(Exercise)
List all lines of the data containing the word "resetting".
┏━━
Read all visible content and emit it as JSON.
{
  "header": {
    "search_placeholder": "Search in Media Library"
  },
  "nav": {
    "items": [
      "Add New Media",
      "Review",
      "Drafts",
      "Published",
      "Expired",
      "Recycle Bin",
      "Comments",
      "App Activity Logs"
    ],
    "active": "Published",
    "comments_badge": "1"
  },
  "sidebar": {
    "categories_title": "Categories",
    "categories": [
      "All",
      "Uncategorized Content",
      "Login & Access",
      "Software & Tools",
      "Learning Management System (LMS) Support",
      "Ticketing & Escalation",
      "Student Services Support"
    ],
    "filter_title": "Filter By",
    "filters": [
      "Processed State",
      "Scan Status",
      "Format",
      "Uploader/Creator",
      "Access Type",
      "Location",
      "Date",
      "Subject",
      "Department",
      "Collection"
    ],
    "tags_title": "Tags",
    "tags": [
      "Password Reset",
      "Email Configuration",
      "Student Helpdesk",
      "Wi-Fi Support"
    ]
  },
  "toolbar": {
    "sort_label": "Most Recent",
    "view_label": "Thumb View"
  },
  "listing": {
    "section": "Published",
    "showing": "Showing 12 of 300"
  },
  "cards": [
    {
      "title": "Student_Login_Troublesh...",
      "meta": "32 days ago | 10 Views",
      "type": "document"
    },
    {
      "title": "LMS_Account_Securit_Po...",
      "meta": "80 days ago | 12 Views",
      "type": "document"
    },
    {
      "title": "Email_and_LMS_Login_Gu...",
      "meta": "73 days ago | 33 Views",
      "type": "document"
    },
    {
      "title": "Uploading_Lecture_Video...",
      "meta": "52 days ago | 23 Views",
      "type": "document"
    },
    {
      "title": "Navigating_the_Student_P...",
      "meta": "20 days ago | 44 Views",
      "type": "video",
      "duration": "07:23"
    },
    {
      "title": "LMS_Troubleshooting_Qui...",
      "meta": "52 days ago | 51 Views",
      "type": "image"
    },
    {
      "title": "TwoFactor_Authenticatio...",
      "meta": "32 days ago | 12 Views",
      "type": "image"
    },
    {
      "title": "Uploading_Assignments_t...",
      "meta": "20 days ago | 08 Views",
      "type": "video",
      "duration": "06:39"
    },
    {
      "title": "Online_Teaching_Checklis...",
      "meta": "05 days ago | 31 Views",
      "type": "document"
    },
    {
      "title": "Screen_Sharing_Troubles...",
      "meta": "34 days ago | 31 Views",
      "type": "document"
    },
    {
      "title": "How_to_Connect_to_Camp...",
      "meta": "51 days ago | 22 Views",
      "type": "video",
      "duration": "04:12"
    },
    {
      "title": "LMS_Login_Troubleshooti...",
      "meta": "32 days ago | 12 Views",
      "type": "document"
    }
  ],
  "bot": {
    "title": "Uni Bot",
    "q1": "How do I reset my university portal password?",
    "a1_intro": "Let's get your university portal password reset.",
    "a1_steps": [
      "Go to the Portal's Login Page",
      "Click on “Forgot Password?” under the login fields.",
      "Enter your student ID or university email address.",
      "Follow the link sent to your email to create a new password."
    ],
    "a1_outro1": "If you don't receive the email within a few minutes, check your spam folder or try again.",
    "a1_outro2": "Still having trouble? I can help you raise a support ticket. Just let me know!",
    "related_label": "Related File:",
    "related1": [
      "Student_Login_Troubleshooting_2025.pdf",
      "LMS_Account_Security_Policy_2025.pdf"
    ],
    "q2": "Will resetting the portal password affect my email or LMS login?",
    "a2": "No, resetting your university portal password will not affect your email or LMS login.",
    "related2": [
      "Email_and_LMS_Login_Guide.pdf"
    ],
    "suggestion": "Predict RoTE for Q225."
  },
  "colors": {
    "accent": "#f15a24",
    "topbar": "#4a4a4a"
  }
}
┗━━
┏━━
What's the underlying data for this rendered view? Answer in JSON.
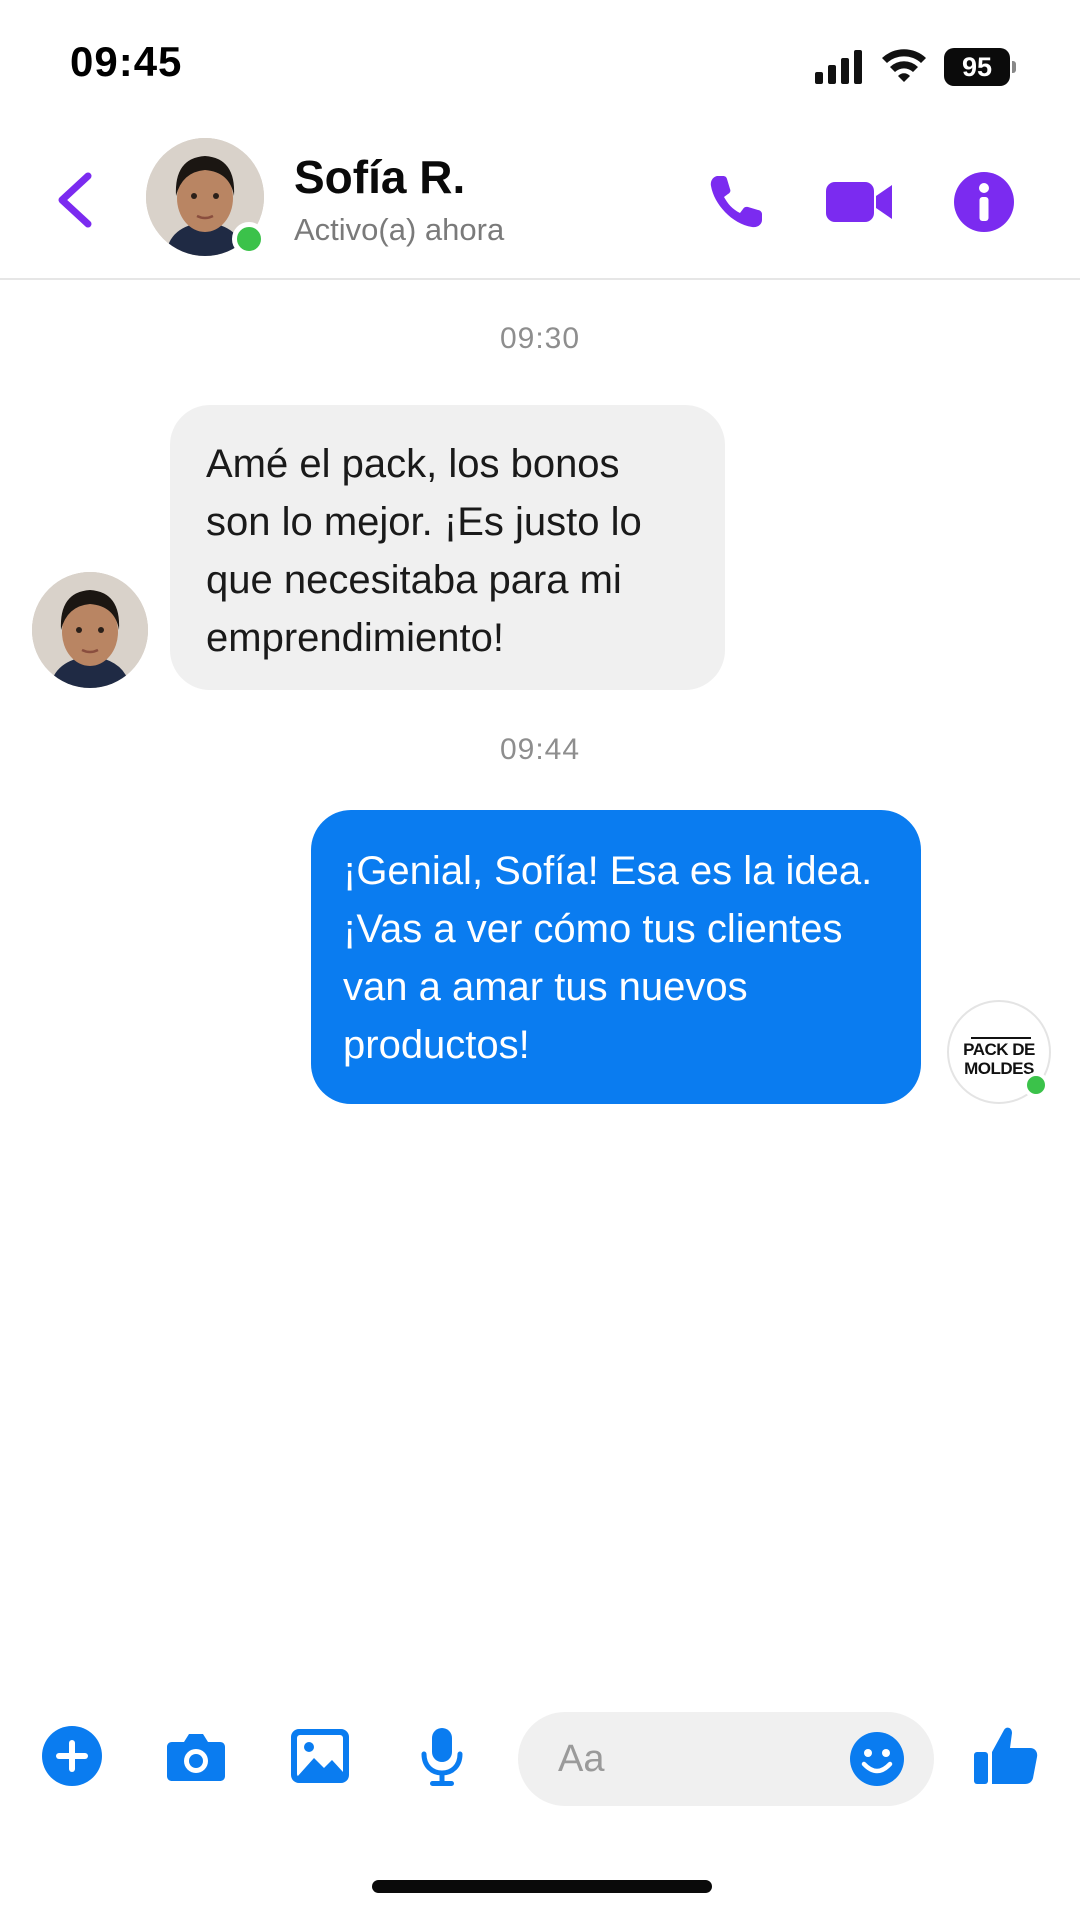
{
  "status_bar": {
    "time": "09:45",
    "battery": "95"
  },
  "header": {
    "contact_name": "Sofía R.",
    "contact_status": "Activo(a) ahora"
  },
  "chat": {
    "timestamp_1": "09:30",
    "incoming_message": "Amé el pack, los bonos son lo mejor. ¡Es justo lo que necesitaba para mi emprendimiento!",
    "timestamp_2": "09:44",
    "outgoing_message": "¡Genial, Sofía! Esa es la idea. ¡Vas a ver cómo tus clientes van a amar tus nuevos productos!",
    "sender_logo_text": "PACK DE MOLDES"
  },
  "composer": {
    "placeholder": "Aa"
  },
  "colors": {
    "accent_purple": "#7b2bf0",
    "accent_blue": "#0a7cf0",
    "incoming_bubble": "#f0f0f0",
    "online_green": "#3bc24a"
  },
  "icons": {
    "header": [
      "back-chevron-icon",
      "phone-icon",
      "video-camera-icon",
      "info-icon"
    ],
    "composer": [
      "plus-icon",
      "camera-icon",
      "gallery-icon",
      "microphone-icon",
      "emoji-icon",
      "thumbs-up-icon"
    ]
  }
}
┗━━
(Solution)
    "q2": "Will resetting the portal password affect my email or LMS login?",
    "a2": "No, resetting your university portal password will not affect your email or LMS login.",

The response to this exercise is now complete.